(Data records)
■ ■ ■ ■ ■ ■ ■

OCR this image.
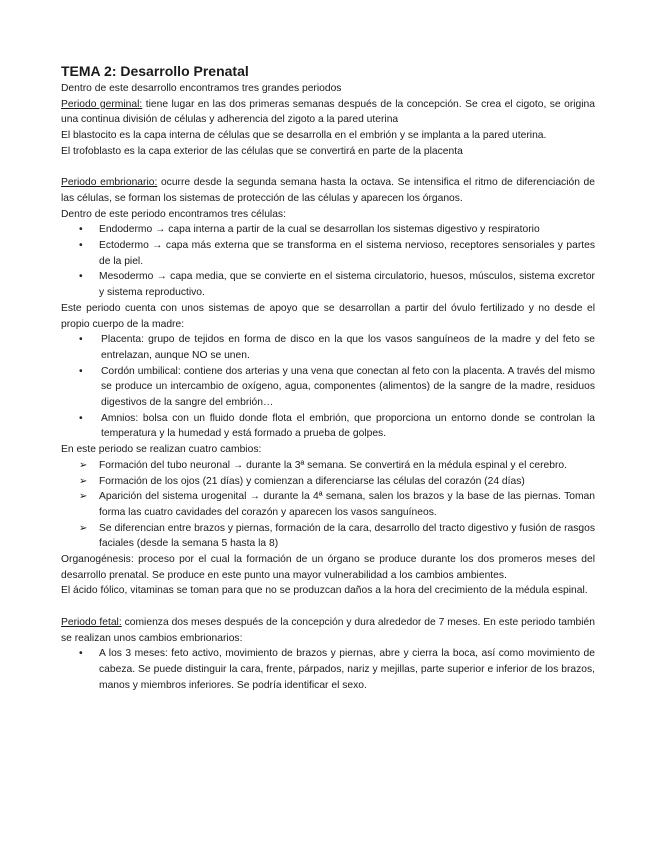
TEMA 2: Desarrollo Prenatal

Dentro de este desarrollo encontramos tres grandes periodos

Periodo germinal: tiene lugar en las dos primeras semanas después de la concepción. Se crea el cigoto, se origina una continua división de células y adherencia del zigoto a la pared uterina

El blastocito es la capa interna de células que se desarrolla en el embrión y se implanta a la pared uterina.

El trofoblasto es la capa exterior de las células que se convertirá en parte de la placenta

Periodo embrionario: ocurre desde la segunda semana hasta la octava. Se intensifica el ritmo de diferenciación de las células, se forman los sistemas de protección de las células y aparecen los órganos.

Dentro de este periodo encontramos tres células:

• Endodermo → capa interna a partir de la cual se desarrollan los sistemas digestivo y respiratorio
• Ectodermo → capa más externa que se transforma en el sistema nervioso, receptores sensoriales y partes de la piel.
• Mesodermo → capa media, que se convierte en el sistema circulatorio, huesos, músculos, sistema excretor y sistema reproductivo.

Este periodo cuenta con unos sistemas de apoyo que se desarrollan a partir del óvulo fertilizado y no desde el propio cuerpo de la madre:

• Placenta: grupo de tejidos en forma de disco en la que los vasos sanguíneos de la madre y del feto se entrelazan, aunque NO se unen.
• Cordón umbilical: contiene dos arterias y una vena que conectan al feto con la placenta. A través del mismo se produce un intercambio de oxígeno, agua, componentes (alimentos) de la sangre de la madre, residuos digestivos de la sangre del embrión…
• Amnios: bolsa con un fluido donde flota el embrión, que proporciona un entorno donde se controlan la temperatura y la humedad y está formado a prueba de golpes.

En este periodo se realizan cuatro cambios:

➢ Formación del tubo neuronal → durante la 3ª semana. Se convertirá en la médula espinal y el cerebro.
➢ Formación de los ojos (21 días) y comienzan a diferenciarse las células del corazón (24 días)
➢ Aparición del sistema urogenital → durante la 4ª semana, salen los brazos y la base de las piernas. Toman forma las cuatro cavidades del corazón y aparecen los vasos sanguíneos.
➢ Se diferencian entre brazos y piernas, formación de la cara, desarrollo del tracto digestivo y fusión de rasgos faciales (desde la semana 5 hasta la 8)

Organogénesis: proceso por el cual la formación de un órgano se produce durante los dos promeros meses del desarrollo prenatal. Se produce en este punto una mayor vulnerabilidad a los cambios ambientes.

El ácido fólico, vitaminas se toman para que no se produzcan daños a la hora del crecimiento de la médula espinal.

Periodo fetal: comienza dos meses después de la concepción y dura alrededor de 7 meses. En este periodo también se realizan unos cambios embrionarios:

• A los 3 meses: feto activo, movimiento de brazos y piernas, abre y cierra la boca, así como movimiento de cabeza. Se puede distinguir la cara, frente, párpados, nariz y mejillas, parte superior e inferior de los brazos, manos y miembros inferiores. Se podría identificar el sexo.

■ ■ ■ ■ ■ ■ ■

— GOAL —
Repeat the material above in full and unchanged, minus its images.

— TASK ANSWER —
OCR this image.
TEMA 2: Desarrollo Prenatal

Dentro de este desarrollo encontramos tres grandes periodos

Periodo germinal: tiene lugar en las dos primeras semanas después de la concepción. Se crea el cigoto, se origina una continua división de células y adherencia del zigoto a la pared uterina

El blastocito es la capa interna de células que se desarrolla en el embrión y se implanta a la pared uterina.

El trofoblasto es la capa exterior de las células que se convertirá en parte de la placenta

Periodo embrionario: ocurre desde la segunda semana hasta la octava. Se intensifica el ritmo de diferenciación de las células, se forman los sistemas de protección de las células y aparecen los órganos.

Dentro de este periodo encontramos tres células:

• Endodermo → capa interna a partir de la cual se desarrollan los sistemas digestivo y respiratorio
• Ectodermo → capa más externa que se transforma en el sistema nervioso, receptores sensoriales y partes de la piel.
• Mesodermo → capa media, que se convierte en el sistema circulatorio, huesos, músculos, sistema excretor y sistema reproductivo.

Este periodo cuenta con unos sistemas de apoyo que se desarrollan a partir del óvulo fertilizado y no desde el propio cuerpo de la madre:

• Placenta: grupo de tejidos en forma de disco en la que los vasos sanguíneos de la madre y del feto se entrelazan, aunque NO se unen.
• Cordón umbilical: contiene dos arterias y una vena que conectan al feto con la placenta. A través del mismo se produce un intercambio de oxígeno, agua, componentes (alimentos) de la sangre de la madre, residuos digestivos de la sangre del embrión…
• Amnios: bolsa con un fluido donde flota el embrión, que proporciona un entorno donde se controlan la temperatura y la humedad y está formado a prueba de golpes.

En este periodo se realizan cuatro cambios:

➢ Formación del tubo neuronal → durante la 3ª semana. Se convertirá en la médula espinal y el cerebro.
➢ Formación de los ojos (21 días) y comienzan a diferenciarse las células del corazón (24 días)
➢ Aparición del sistema urogenital → durante la 4ª semana, salen los brazos y la base de las piernas. Toman forma las cuatro cavidades del corazón y aparecen los vasos sanguíneos.
➢ Se diferencian entre brazos y piernas, formación de la cara, desarrollo del tracto digestivo y fusión de rasgos faciales (desde la semana 5 hasta la 8)

Organogénesis: proceso por el cual la formación de un órgano se produce durante los dos promeros meses del desarrollo prenatal. Se produce en este punto una mayor vulnerabilidad a los cambios ambientes.

El ácido fólico, vitaminas se toman para que no se produzcan daños a la hora del crecimiento de la médula espinal.

Periodo fetal: comienza dos meses después de la concepción y dura alrededor de 7 meses. En este periodo también se realizan unos cambios embrionarios:

• A los 3 meses: feto activo, movimiento de brazos y piernas, abre y cierra la boca, así como movimiento de cabeza. Se puede distinguir la cara, frente, párpados, nariz y mejillas, parte superior e inferior de los brazos, manos y miembros inferiores. Se podría identificar el sexo.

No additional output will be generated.